[Start]
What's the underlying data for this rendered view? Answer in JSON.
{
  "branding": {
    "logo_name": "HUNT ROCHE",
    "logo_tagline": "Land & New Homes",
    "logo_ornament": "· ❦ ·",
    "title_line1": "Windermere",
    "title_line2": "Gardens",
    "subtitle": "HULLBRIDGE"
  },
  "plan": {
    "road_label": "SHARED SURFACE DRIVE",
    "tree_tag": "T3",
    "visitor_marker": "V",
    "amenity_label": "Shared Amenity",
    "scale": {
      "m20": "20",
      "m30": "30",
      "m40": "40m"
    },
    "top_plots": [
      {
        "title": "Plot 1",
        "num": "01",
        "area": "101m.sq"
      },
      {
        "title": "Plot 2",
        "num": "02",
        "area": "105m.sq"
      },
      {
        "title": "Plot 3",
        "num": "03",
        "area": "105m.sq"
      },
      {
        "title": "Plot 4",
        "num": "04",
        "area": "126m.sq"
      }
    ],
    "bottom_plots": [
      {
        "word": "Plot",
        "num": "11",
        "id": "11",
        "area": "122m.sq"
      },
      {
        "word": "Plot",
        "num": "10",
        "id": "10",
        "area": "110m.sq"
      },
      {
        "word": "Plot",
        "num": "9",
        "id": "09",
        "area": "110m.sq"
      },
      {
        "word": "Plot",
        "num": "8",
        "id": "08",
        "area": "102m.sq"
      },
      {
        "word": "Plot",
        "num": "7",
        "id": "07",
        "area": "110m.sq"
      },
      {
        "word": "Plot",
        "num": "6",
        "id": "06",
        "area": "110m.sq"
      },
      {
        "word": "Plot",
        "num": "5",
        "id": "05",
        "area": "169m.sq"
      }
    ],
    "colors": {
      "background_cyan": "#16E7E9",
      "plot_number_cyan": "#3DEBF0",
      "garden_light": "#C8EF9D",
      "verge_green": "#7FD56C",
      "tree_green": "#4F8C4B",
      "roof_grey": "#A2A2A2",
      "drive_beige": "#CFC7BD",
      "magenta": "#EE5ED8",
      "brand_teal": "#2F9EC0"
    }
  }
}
[End]
All entries must be repeated verbatim.

What's the underlying data for this rendered view? Answer in JSON.
{
  "branding": {
    "logo_name": "HUNT ROCHE",
    "logo_tagline": "Land & New Homes",
    "logo_ornament": "· ❦ ·",
    "title_line1": "Windermere",
    "title_line2": "Gardens",
    "subtitle": "HULLBRIDGE"
  },
  "plan": {
    "road_label": "SHARED SURFACE DRIVE",
    "tree_tag": "T3",
    "visitor_marker": "V",
    "amenity_label": "Shared Amenity",
    "scale": {
      "m20": "20",
      "m30": "30",
      "m40": "40m"
    },
    "top_plots": [
      {
        "title": "Plot 1",
        "num": "01",
        "area": "101m.sq"
      },
      {
        "title": "Plot 2",
        "num": "02",
        "area": "105m.sq"
      },
      {
        "title": "Plot 3",
        "num": "03",
        "area": "105m.sq"
      },
      {
        "title": "Plot 4",
        "num": "04",
        "area": "126m.sq"
      }
    ],
    "bottom_plots": [
      {
        "word": "Plot",
        "num": "11",
        "id": "11",
        "area": "122m.sq"
      },
      {
        "word": "Plot",
        "num": "10",
        "id": "10",
        "area": "110m.sq"
      },
      {
        "word": "Plot",
        "num": "9",
        "id": "09",
        "area": "110m.sq"
      },
      {
        "word": "Plot",
        "num": "8",
        "id": "08",
        "area": "102m.sq"
      },
      {
        "word": "Plot",
        "num": "7",
        "id": "07",
        "area": "110m.sq"
      },
      {
        "word": "Plot",
        "num": "6",
        "id": "06",
        "area": "110m.sq"
      },
      {
        "word": "Plot",
        "num": "5",
        "id": "05",
        "area": "169m.sq"
      }
    ],
    "colors": {
      "background_cyan": "#16E7E9",
      "plot_number_cyan": "#3DEBF0",
      "garden_light": "#C8EF9D",
      "verge_green": "#7FD56C",
      "tree_green": "#4F8C4B",
      "roof_grey": "#A2A2A2",
      "drive_beige": "#CFC7BD",
      "magenta": "#EE5ED8",
      "brand_teal": "#2F9EC0"
    }
  }
}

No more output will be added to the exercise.